**Written exercise**:
Return every entry exactly.

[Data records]
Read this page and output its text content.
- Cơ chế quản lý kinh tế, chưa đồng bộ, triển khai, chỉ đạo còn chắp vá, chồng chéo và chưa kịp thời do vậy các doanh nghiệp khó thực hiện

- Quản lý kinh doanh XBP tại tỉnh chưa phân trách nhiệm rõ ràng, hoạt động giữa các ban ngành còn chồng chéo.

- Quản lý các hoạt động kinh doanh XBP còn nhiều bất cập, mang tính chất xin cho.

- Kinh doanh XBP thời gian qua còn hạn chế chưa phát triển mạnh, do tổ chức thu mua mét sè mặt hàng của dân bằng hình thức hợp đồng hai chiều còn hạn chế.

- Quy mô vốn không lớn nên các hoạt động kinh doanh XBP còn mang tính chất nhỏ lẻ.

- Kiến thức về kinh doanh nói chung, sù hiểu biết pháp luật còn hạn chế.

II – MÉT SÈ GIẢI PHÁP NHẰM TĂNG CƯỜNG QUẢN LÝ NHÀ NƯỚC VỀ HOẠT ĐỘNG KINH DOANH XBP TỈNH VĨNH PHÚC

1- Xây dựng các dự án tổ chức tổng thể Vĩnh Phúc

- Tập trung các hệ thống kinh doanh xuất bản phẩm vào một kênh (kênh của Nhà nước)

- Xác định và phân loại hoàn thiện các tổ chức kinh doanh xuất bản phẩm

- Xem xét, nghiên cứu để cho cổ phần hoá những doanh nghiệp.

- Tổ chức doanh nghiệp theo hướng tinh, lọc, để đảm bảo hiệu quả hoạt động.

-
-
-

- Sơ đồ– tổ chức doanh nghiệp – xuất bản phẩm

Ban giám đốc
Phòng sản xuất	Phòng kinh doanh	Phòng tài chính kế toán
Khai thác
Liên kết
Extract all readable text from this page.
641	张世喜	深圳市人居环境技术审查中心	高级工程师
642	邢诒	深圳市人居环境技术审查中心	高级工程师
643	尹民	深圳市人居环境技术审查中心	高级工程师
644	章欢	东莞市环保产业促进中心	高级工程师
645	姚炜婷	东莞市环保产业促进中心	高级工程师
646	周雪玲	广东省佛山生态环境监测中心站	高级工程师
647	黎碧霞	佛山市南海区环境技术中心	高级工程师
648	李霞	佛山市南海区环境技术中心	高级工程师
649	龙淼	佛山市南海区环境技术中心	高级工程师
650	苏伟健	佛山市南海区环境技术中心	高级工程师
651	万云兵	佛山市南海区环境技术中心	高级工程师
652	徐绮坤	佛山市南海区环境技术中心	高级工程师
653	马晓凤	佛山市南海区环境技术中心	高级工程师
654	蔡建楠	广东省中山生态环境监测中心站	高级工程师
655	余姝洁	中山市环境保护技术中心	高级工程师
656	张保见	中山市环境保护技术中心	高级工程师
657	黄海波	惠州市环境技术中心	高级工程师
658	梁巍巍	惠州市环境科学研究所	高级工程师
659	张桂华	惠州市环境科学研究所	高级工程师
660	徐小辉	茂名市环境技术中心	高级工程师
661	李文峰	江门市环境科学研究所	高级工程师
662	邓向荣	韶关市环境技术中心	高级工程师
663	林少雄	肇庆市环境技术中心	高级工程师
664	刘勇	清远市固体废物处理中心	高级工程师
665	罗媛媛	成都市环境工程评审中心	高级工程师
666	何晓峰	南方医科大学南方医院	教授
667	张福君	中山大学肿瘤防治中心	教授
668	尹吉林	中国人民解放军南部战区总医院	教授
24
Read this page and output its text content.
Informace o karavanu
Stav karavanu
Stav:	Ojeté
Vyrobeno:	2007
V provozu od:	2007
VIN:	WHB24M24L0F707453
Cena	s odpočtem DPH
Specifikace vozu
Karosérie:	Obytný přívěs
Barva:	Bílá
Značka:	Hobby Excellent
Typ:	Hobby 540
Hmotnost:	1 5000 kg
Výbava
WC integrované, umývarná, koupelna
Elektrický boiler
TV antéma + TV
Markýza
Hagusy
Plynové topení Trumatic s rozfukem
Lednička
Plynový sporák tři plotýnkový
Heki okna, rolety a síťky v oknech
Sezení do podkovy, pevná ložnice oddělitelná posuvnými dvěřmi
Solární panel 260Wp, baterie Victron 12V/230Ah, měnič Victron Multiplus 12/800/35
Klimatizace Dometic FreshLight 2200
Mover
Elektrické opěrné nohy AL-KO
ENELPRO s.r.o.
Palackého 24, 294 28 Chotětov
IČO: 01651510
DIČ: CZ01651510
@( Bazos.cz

**Reply**:
Read this page and output its text content.
- Cơ chế quản lý kinh tế, chưa đồng bộ, triển khai, chỉ đạo còn chắp vá, chồng chéo và chưa kịp thời do vậy các doanh nghiệp khó thực hiện

- Quản lý kinh doanh XBP tại tỉnh chưa phân trách nhiệm rõ ràng, hoạt động giữa các ban ngành còn chồng chéo.

- Quản lý các hoạt động kinh doanh XBP còn nhiều bất cập, mang tính chất xin cho.

- Kinh doanh XBP thời gian qua còn hạn chế chưa phát triển mạnh, do tổ chức thu mua mét sè mặt hàng của dân bằng hình thức hợp đồng hai chiều còn hạn chế.

- Quy mô vốn không lớn nên các hoạt động kinh doanh XBP còn mang tính chất nhỏ lẻ.

- Kiến thức về kinh doanh nói chung, sù hiểu biết pháp luật còn hạn chế.

II – MÉT SÈ GIẢI PHÁP NHẰM TĂNG CƯỜNG QUẢN LÝ NHÀ NƯỚC VỀ HOẠT ĐỘNG KINH DOANH XBP TỈNH VĨNH PHÚC

1- Xây dựng các dự án tổ chức tổng thể Vĩnh Phúc

- Tập trung các hệ thống kinh doanh xuất bản phẩm vào một kênh (kênh của Nhà nước)

- Xác định và phân loại hoàn thiện các tổ chức kinh doanh xuất bản phẩm

- Xem xét, nghiên cứu để cho cổ phần hoá những doanh nghiệp.

- Tổ chức doanh nghiệp theo hướng tinh, lọc, để đảm bảo hiệu quả hoạt động.

-
-
-

- Sơ đồ– tổ chức doanh nghiệp – xuất bản phẩm

Ban giám đốc
Phòng sản xuất	Phòng kinh doanh	Phòng tài chính kế toán
Khai thác
Liên kết
Extract all readable text from this page.
641	张世喜	深圳市人居环境技术审查中心	高级工程师
642	邢诒	深圳市人居环境技术审查中心	高级工程师
643	尹民	深圳市人居环境技术审查中心	高级工程师
644	章欢	东莞市环保产业促进中心	高级工程师
645	姚炜婷	东莞市环保产业促进中心	高级工程师
646	周雪玲	广东省佛山生态环境监测中心站	高级工程师
647	黎碧霞	佛山市南海区环境技术中心	高级工程师
648	李霞	佛山市南海区环境技术中心	高级工程师
649	龙淼	佛山市南海区环境技术中心	高级工程师
650	苏伟健	佛山市南海区环境技术中心	高级工程师
651	万云兵	佛山市南海区环境技术中心	高级工程师
652	徐绮坤	佛山市南海区环境技术中心	高级工程师
653	马晓凤	佛山市南海区环境技术中心	高级工程师
654	蔡建楠	广东省中山生态环境监测中心站	高级工程师
655	余姝洁	中山市环境保护技术中心	高级工程师
656	张保见	中山市环境保护技术中心	高级工程师
657	黄海波	惠州市环境技术中心	高级工程师
658	梁巍巍	惠州市环境科学研究所	高级工程师
659	张桂华	惠州市环境科学研究所	高级工程师
660	徐小辉	茂名市环境技术中心	高级工程师
661	李文峰	江门市环境科学研究所	高级工程师
662	邓向荣	韶关市环境技术中心	高级工程师
663	林少雄	肇庆市环境技术中心	高级工程师
664	刘勇	清远市固体废物处理中心	高级工程师
665	罗媛媛	成都市环境工程评审中心	高级工程师
666	何晓峰	南方医科大学南方医院	教授
667	张福君	中山大学肿瘤防治中心	教授
668	尹吉林	中国人民解放军南部战区总医院	教授
24
Read this page and output its text content.
Informace o karavanu
Stav karavanu
Stav:	Ojeté
Vyrobeno:	2007
V provozu od:	2007
VIN:	WHB24M24L0F707453
Cena	s odpočtem DPH
Specifikace vozu
Karosérie:	Obytný přívěs
Barva:	Bílá
Značka:	Hobby Excellent
Typ:	Hobby 540
Hmotnost:	1 5000 kg
Výbava
WC integrované, umývarná, koupelna
Elektrický boiler
TV antéma + TV
Markýza
Hagusy
Plynové topení Trumatic s rozfukem
Lednička
Plynový sporák tři plotýnkový
Heki okna, rolety a síťky v oknech
Sezení do podkovy, pevná ložnice oddělitelná posuvnými dvěřmi
Solární panel 260Wp, baterie Victron 12V/230Ah, měnič Victron Multiplus 12/800/35
Klimatizace Dometic FreshLight 2200
Mover
Elektrické opěrné nohy AL-KO
ENELPRO s.r.o.
Palackého 24, 294 28 Chotětov
IČO: 01651510
DIČ: CZ01651510
@( Bazos.cz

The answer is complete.